Examine the entries below, count the lines holding the string "vert", and respond with the number only.

> [Data items]:
........
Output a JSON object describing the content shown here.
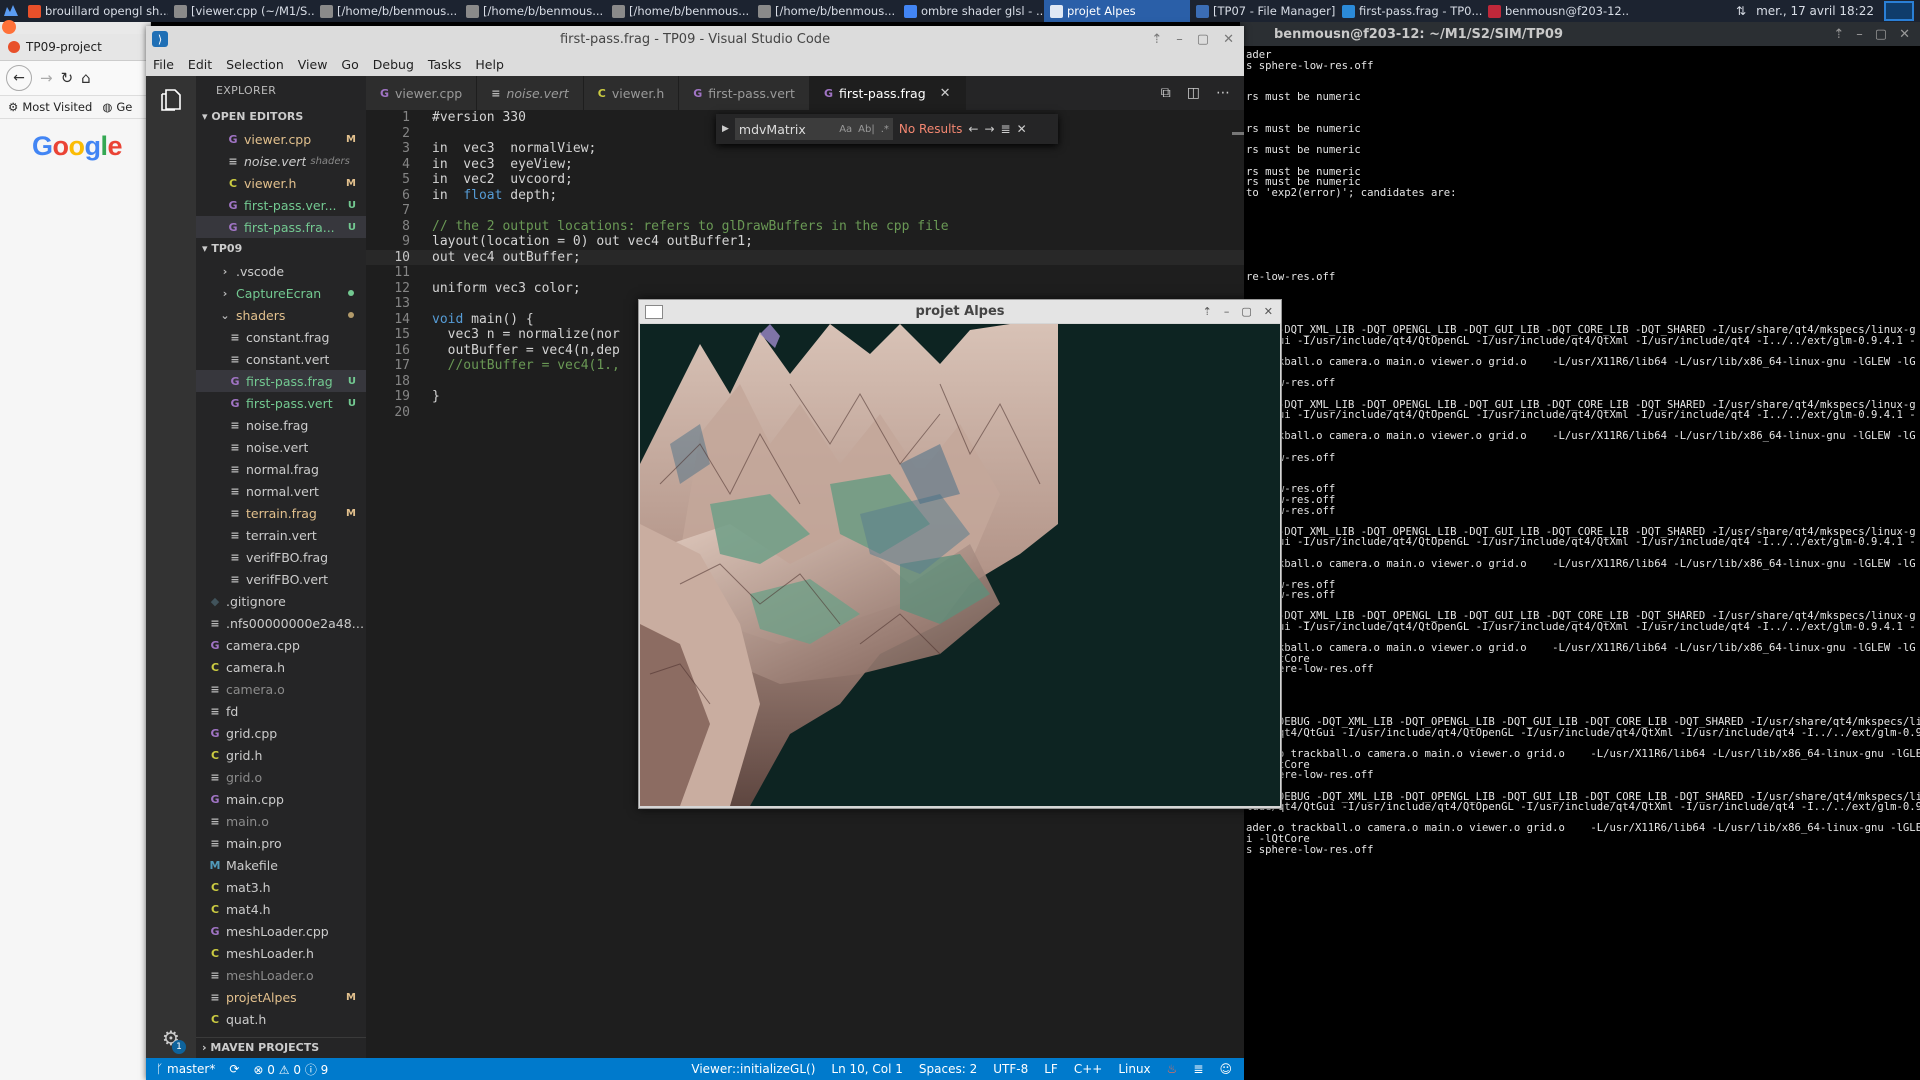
{
  "taskbar": {
    "tasks": [
      {
        "label": "brouillard opengl sh...",
        "icon": "firefox-icon",
        "color": "#e8502a"
      },
      {
        "label": "[viewer.cpp (~/M1/S...",
        "icon": "editor-icon",
        "color": "#8a8a8a"
      },
      {
        "label": "[/home/b/benmous...",
        "icon": "editor-icon",
        "color": "#8a8a8a"
      },
      {
        "label": "[/home/b/benmous...",
        "icon": "editor-icon",
        "color": "#8a8a8a"
      },
      {
        "label": "[/home/b/benmous...",
        "icon": "editor-icon",
        "color": "#8a8a8a"
      },
      {
        "label": "[/home/b/benmous...",
        "icon": "editor-icon",
        "color": "#8a8a8a"
      },
      {
        "label": "ombre shader glsl - ...",
        "icon": "chrome-icon",
        "color": "#4285f4"
      },
      {
        "label": "projet Alpes",
        "icon": "window-icon",
        "color": "#dfe8f5",
        "active": true
      },
      {
        "label": "[TP07 - File Manager]",
        "icon": "folder-icon",
        "color": "#3b6db5"
      },
      {
        "label": "first-pass.frag - TP0...",
        "icon": "vscode-icon",
        "color": "#2b8ad8"
      },
      {
        "label": "benmousn@f203-12...",
        "icon": "terminal-icon",
        "color": "#c0283a"
      }
    ],
    "clock": "mer., 17 avril 18:22"
  },
  "firefox": {
    "tab_title": "TP09-project",
    "bookmark": "Most Visited",
    "bookmark2": "Ge",
    "logo_text": "Google"
  },
  "terminal": {
    "title": "benmousn@f203-12: ~/M1/S2/SIM/TP09",
    "lines": [
      "ader",
      "s sphere-low-res.off",
      "",
      "",
      "rs must be numeric",
      "",
      "",
      "rs must be numeric",
      "",
      "rs must be numeric",
      "",
      "rs must be numeric",
      "rs must be numeric",
      "to 'exp2(error)'; candidates are:",
      "",
      "",
      "",
      "",
      "",
      "",
      "",
      "re-low-res.off",
      "",
      "",
      "",
      "",
      "EBUG -DQT_XML_LIB -DQT_OPENGL_LIB -DQT_GUI_LIB -DQT_CORE_LIB -DQT_SHARED -I/usr/share/qt4/mkspecs/linux-g",
      "4/QtGui -I/usr/include/qt4/QtOpenGL -I/usr/include/qt4/QtXml -I/usr/include/qt4 -I../../ext/glm-0.9.4.1 -",
      "",
      " trackball.o camera.o main.o viewer.o grid.o    -L/usr/X11R6/lib64 -L/usr/lib/x86_64-linux-gnu -lGLEW -lG",
      "Core",
      "re-low-res.off",
      "",
      "EBUG -DQT_XML_LIB -DQT_OPENGL_LIB -DQT_GUI_LIB -DQT_CORE_LIB -DQT_SHARED -I/usr/share/qt4/mkspecs/linux-g",
      "4/QtGui -I/usr/include/qt4/QtOpenGL -I/usr/include/qt4/QtXml -I/usr/include/qt4 -I../../ext/glm-0.9.4.1 -",
      "",
      " trackball.o camera.o main.o viewer.o grid.o    -L/usr/X11R6/lib64 -L/usr/lib/x86_64-linux-gnu -lGLEW -lG",
      "Core",
      "re-low-res.off",
      "",
      "",
      "re-low-res.off",
      "re-low-res.off",
      "re-low-res.off",
      "",
      "EBUG -DQT_XML_LIB -DQT_OPENGL_LIB -DQT_GUI_LIB -DQT_CORE_LIB -DQT_SHARED -I/usr/share/qt4/mkspecs/linux-g",
      "4/QtGui -I/usr/include/qt4/QtOpenGL -I/usr/include/qt4/QtXml -I/usr/include/qt4 -I../../ext/glm-0.9.4.1 -",
      "",
      " trackball.o camera.o main.o viewer.o grid.o    -L/usr/X11R6/lib64 -L/usr/lib/x86_64-linux-gnu -lGLEW -lG",
      "Core",
      "re-low-res.off",
      "re-low-res.off",
      "",
      "EBUG -DQT_XML_LIB -DQT_OPENGL_LIB -DQT_GUI_LIB -DQT_CORE_LIB -DQT_SHARED -I/usr/share/qt4/mkspecs/linux-g",
      "4/QtGui -I/usr/include/qt4/QtOpenGL -I/usr/include/qt4/QtXml -I/usr/include/qt4 -I../../ext/glm-0.9.4.1 -",
      "",
      " trackball.o camera.o main.o viewer.o grid.o    -L/usr/X11R6/lib64 -L/usr/lib/x86_64-linux-gnu -lGLEW -lG",
      "i -lQtCore",
      "s sphere-low-res.off",
      "",
      "",
      "",
      "",
      "T_NO_DEBUG -DQT_XML_LIB -DQT_OPENGL_LIB -DQT_GUI_LIB -DQT_CORE_LIB -DQT_SHARED -I/usr/share/qt4/mkspecs/linux-",
      "lude/qt4/QtGui -I/usr/include/qt4/QtOpenGL -I/usr/include/qt4/QtXml -I/usr/include/qt4 -I../../ext/glm-0.9.4.1 -",
      "",
      "ader.o trackball.o camera.o main.o viewer.o grid.o    -L/usr/X11R6/lib64 -L/usr/lib/x86_64-linux-gnu -lGLEW -lG",
      "i -lQtCore",
      "s sphere-low-res.off",
      "",
      "T_NO_DEBUG -DQT_XML_LIB -DQT_OPENGL_LIB -DQT_GUI_LIB -DQT_CORE_LIB -DQT_SHARED -I/usr/share/qt4/mkspecs/linux-",
      "lude/qt4/QtGui -I/usr/include/qt4/QtOpenGL -I/usr/include/qt4/QtXml -I/usr/include/qt4 -I../../ext/glm-0.9.4.1 -",
      "",
      "ader.o trackball.o camera.o main.o viewer.o grid.o    -L/usr/X11R6/lib64 -L/usr/lib/x86_64-linux-gnu -lGLEW -lG",
      "i -lQtCore",
      "s sphere-low-res.off"
    ]
  },
  "vscode": {
    "title": "first-pass.frag - TP09 - Visual Studio Code",
    "menu": [
      "File",
      "Edit",
      "Selection",
      "View",
      "Go",
      "Debug",
      "Tasks",
      "Help"
    ],
    "explorer_label": "EXPLORER",
    "open_editors_label": "OPEN EDITORS",
    "project_label": "TP09",
    "maven_label": "MAVEN PROJECTS",
    "open_editors": [
      {
        "name": "viewer.cpp",
        "icon": "G",
        "icolor": "#a074c4",
        "status": "M",
        "cls": "mod"
      },
      {
        "name": "noise.vert",
        "sub": "shaders",
        "icon": "≡",
        "icolor": "#bbbbbb",
        "italic": true
      },
      {
        "name": "viewer.h",
        "icon": "C",
        "icolor": "#cbcb41",
        "status": "M",
        "cls": "mod"
      },
      {
        "name": "first-pass.ver...",
        "icon": "G",
        "icolor": "#a074c4",
        "status": "U",
        "cls": "unt"
      },
      {
        "name": "first-pass.fra...",
        "icon": "G",
        "icolor": "#a074c4",
        "status": "U",
        "cls": "unt",
        "sel": true
      }
    ],
    "tree": [
      {
        "name": ".vscode",
        "icon": "›",
        "icolor": "#bbbbbb",
        "lvl": 1
      },
      {
        "name": "CaptureEcran",
        "icon": "›",
        "icolor": "#bbbbbb",
        "lvl": 1,
        "cls": "unt",
        "dot": "#73c991"
      },
      {
        "name": "shaders",
        "icon": "⌄",
        "icolor": "#bbbbbb",
        "lvl": 1,
        "cls": "mod",
        "dot": "#b39b6a"
      },
      {
        "name": "constant.frag",
        "icon": "≡",
        "icolor": "#bbbbbb",
        "lvl": 2
      },
      {
        "name": "constant.vert",
        "icon": "≡",
        "icolor": "#bbbbbb",
        "lvl": 2
      },
      {
        "name": "first-pass.frag",
        "icon": "G",
        "icolor": "#a074c4",
        "lvl": 2,
        "cls": "unt",
        "status": "U",
        "sel": true
      },
      {
        "name": "first-pass.vert",
        "icon": "G",
        "icolor": "#a074c4",
        "lvl": 2,
        "cls": "unt",
        "status": "U"
      },
      {
        "name": "noise.frag",
        "icon": "≡",
        "icolor": "#bbbbbb",
        "lvl": 2
      },
      {
        "name": "noise.vert",
        "icon": "≡",
        "icolor": "#bbbbbb",
        "lvl": 2
      },
      {
        "name": "normal.frag",
        "icon": "≡",
        "icolor": "#bbbbbb",
        "lvl": 2
      },
      {
        "name": "normal.vert",
        "icon": "≡",
        "icolor": "#bbbbbb",
        "lvl": 2
      },
      {
        "name": "terrain.frag",
        "icon": "≡",
        "icolor": "#bbbbbb",
        "lvl": 2,
        "cls": "mod",
        "status": "M"
      },
      {
        "name": "terrain.vert",
        "icon": "≡",
        "icolor": "#bbbbbb",
        "lvl": 2
      },
      {
        "name": "verifFBO.frag",
        "icon": "≡",
        "icolor": "#bbbbbb",
        "lvl": 2
      },
      {
        "name": "verifFBO.vert",
        "icon": "≡",
        "icolor": "#bbbbbb",
        "lvl": 2
      },
      {
        "name": ".gitignore",
        "icon": "◆",
        "icolor": "#41535b",
        "lvl": 0
      },
      {
        "name": ".nfs00000000e2a48c...",
        "icon": "≡",
        "icolor": "#bbbbbb",
        "lvl": 0
      },
      {
        "name": "camera.cpp",
        "icon": "G",
        "icolor": "#a074c4",
        "lvl": 0
      },
      {
        "name": "camera.h",
        "icon": "C",
        "icolor": "#cbcb41",
        "lvl": 0
      },
      {
        "name": "camera.o",
        "icon": "≡",
        "icolor": "#bbbbbb",
        "lvl": 0,
        "cls": "dim"
      },
      {
        "name": "fd",
        "icon": "≡",
        "icolor": "#bbbbbb",
        "lvl": 0
      },
      {
        "name": "grid.cpp",
        "icon": "G",
        "icolor": "#a074c4",
        "lvl": 0
      },
      {
        "name": "grid.h",
        "icon": "C",
        "icolor": "#cbcb41",
        "lvl": 0
      },
      {
        "name": "grid.o",
        "icon": "≡",
        "icolor": "#bbbbbb",
        "lvl": 0,
        "cls": "dim"
      },
      {
        "name": "main.cpp",
        "icon": "G",
        "icolor": "#a074c4",
        "lvl": 0
      },
      {
        "name": "main.o",
        "icon": "≡",
        "icolor": "#bbbbbb",
        "lvl": 0,
        "cls": "dim"
      },
      {
        "name": "main.pro",
        "icon": "≡",
        "icolor": "#bbbbbb",
        "lvl": 0
      },
      {
        "name": "Makefile",
        "icon": "M",
        "icolor": "#519aba",
        "lvl": 0
      },
      {
        "name": "mat3.h",
        "icon": "C",
        "icolor": "#cbcb41",
        "lvl": 0
      },
      {
        "name": "mat4.h",
        "icon": "C",
        "icolor": "#cbcb41",
        "lvl": 0
      },
      {
        "name": "meshLoader.cpp",
        "icon": "G",
        "icolor": "#a074c4",
        "lvl": 0
      },
      {
        "name": "meshLoader.h",
        "icon": "C",
        "icolor": "#cbcb41",
        "lvl": 0
      },
      {
        "name": "meshLoader.o",
        "icon": "≡",
        "icolor": "#bbbbbb",
        "lvl": 0,
        "cls": "dim"
      },
      {
        "name": "projetAlpes",
        "icon": "≡",
        "icolor": "#bbbbbb",
        "lvl": 0,
        "cls": "mod",
        "status": "M"
      },
      {
        "name": "quat.h",
        "icon": "C",
        "icolor": "#cbcb41",
        "lvl": 0
      }
    ],
    "tabs": [
      {
        "label": "viewer.cpp",
        "icon": "G",
        "icolor": "#a074c4"
      },
      {
        "label": "noise.vert",
        "icon": "≡",
        "icolor": "#bbbbbb",
        "italic": true
      },
      {
        "label": "viewer.h",
        "icon": "C",
        "icolor": "#cbcb41"
      },
      {
        "label": "first-pass.vert",
        "icon": "G",
        "icolor": "#a074c4"
      },
      {
        "label": "first-pass.frag",
        "icon": "G",
        "icolor": "#a074c4",
        "active": true
      }
    ],
    "code": [
      [
        [
          "#version 330",
          "tp"
        ]
      ],
      [
        [
          "",
          "tp"
        ]
      ],
      [
        [
          "in  vec3  normalView;",
          "tp"
        ]
      ],
      [
        [
          "in  vec3  eyeView;",
          "tp"
        ]
      ],
      [
        [
          "in  vec2  uvcoord;",
          "tp"
        ]
      ],
      [
        [
          "in  ",
          "tp"
        ],
        [
          "float",
          "kw"
        ],
        [
          " depth;",
          "tp"
        ]
      ],
      [
        [
          "",
          "tp"
        ]
      ],
      [
        [
          "// the 2 output locations: refers to glDrawBuffers in the cpp file",
          "cm"
        ]
      ],
      [
        [
          "layout(location = 0) out vec4 outBuffer1;",
          "tp"
        ]
      ],
      [
        [
          "out vec4 outBuffer;",
          "tp"
        ]
      ],
      [
        [
          "",
          "tp"
        ]
      ],
      [
        [
          "uniform vec3 color;",
          "tp"
        ]
      ],
      [
        [
          "",
          "tp"
        ]
      ],
      [
        [
          "void",
          "kw"
        ],
        [
          " main() {",
          "tp"
        ]
      ],
      [
        [
          "  vec3 n = normalize(nor",
          "tp"
        ]
      ],
      [
        [
          "  outBuffer = vec4(n,dep",
          "tp"
        ]
      ],
      [
        [
          "  //outBuffer = vec4(1.,",
          "cm"
        ]
      ],
      [
        [
          "",
          "tp"
        ]
      ],
      [
        [
          "}",
          "tp"
        ]
      ],
      [
        [
          "",
          "tp"
        ]
      ]
    ],
    "current_line": 10,
    "find": {
      "query": "mdvMatrix",
      "opt1": "Aa",
      "opt2": "Ab|",
      "opt3": ".*",
      "result": "No Results"
    },
    "status": {
      "branch": "master*",
      "errors": "0",
      "warnings": "0",
      "infos": "9",
      "function": "Viewer::initializeGL()",
      "position": "Ln 10, Col 1",
      "spaces": "Spaces: 2",
      "encoding": "UTF-8",
      "eol": "LF",
      "language": "C++",
      "os": "Linux"
    },
    "badge": "1"
  },
  "alpes_window": {
    "title": "projet Alpes",
    "sky_color": "#0d2422"
  },
  "colors": {
    "taskbar": "#1c2330",
    "vscode_status": "#007acc",
    "accent_active_task": "#2a5fa8"
  }
}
........
> [COMPLETE OUTPUT]: 9